** Start of Raw data **

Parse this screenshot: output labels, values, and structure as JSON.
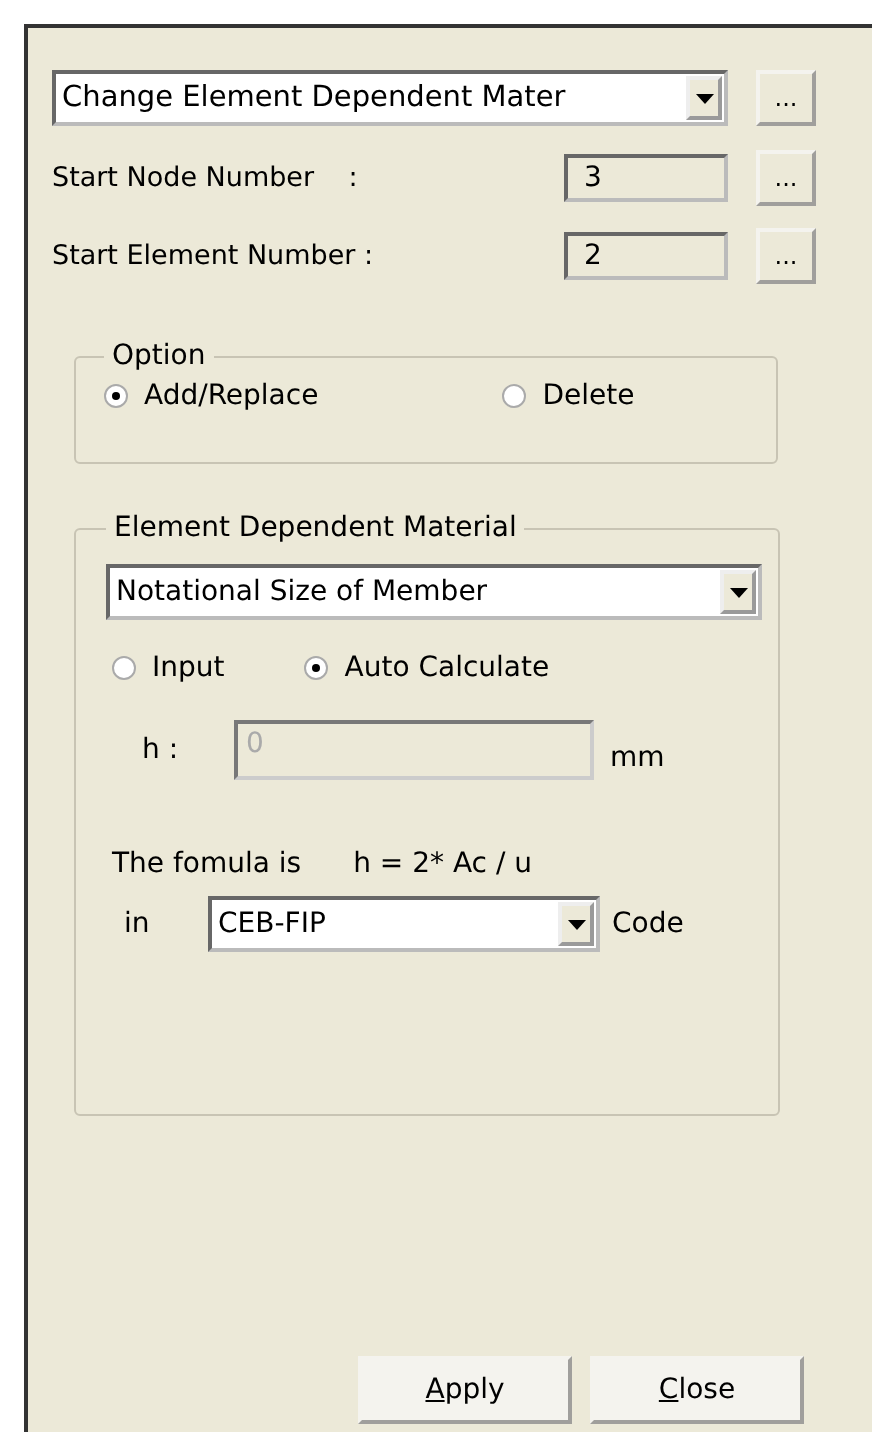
{
  "command": {
    "value": "Change Element Dependent Mater"
  },
  "start_fields": [
    {
      "label": "Start Node Number    :",
      "value": "3"
    },
    {
      "label": "Start Element Number :",
      "value": "2"
    }
  ],
  "option": {
    "title": "Option",
    "choices": [
      {
        "label": "Add/Replace",
        "selected": true
      },
      {
        "label": "Delete",
        "selected": false
      }
    ]
  },
  "material": {
    "title": "Element Dependent Material",
    "property": "Notational Size of Member",
    "modes": [
      {
        "label": "Input",
        "selected": false
      },
      {
        "label": "Auto Calculate",
        "selected": true
      }
    ],
    "h": {
      "label": "h :",
      "value": "0",
      "unit": "mm",
      "disabled": true
    },
    "formula_label": "The fomula is",
    "formula": "h = 2* Ac / u",
    "code_prefix": "in",
    "code": "CEB-FIP",
    "code_suffix": "Code"
  },
  "buttons": [
    {
      "key": "A",
      "rest": "pply"
    },
    {
      "key": "C",
      "rest": "lose"
    }
  ],
  "browse_label": "..."
}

** End of Raw data **

▶ **Given exercise**: Can you retype every record above exactly, leaving out the pictures?

▶ **Output below**:
Parse this screenshot: output labels, values, and structure as JSON.
{
  "command": {
    "value": "Change Element Dependent Mater"
  },
  "start_fields": [
    {
      "label": "Start Node Number    :",
      "value": "3"
    },
    {
      "label": "Start Element Number :",
      "value": "2"
    }
  ],
  "option": {
    "title": "Option",
    "choices": [
      {
        "label": "Add/Replace",
        "selected": true
      },
      {
        "label": "Delete",
        "selected": false
      }
    ]
  },
  "material": {
    "title": "Element Dependent Material",
    "property": "Notational Size of Member",
    "modes": [
      {
        "label": "Input",
        "selected": false
      },
      {
        "label": "Auto Calculate",
        "selected": true
      }
    ],
    "h": {
      "label": "h :",
      "value": "0",
      "unit": "mm",
      "disabled": true
    },
    "formula_label": "The fomula is",
    "formula": "h = 2* Ac / u",
    "code_prefix": "in",
    "code": "CEB-FIP",
    "code_suffix": "Code"
  },
  "buttons": [
    {
      "key": "A",
      "rest": "pply"
    },
    {
      "key": "C",
      "rest": "lose"
    }
  ],
  "browse_label": "..."
}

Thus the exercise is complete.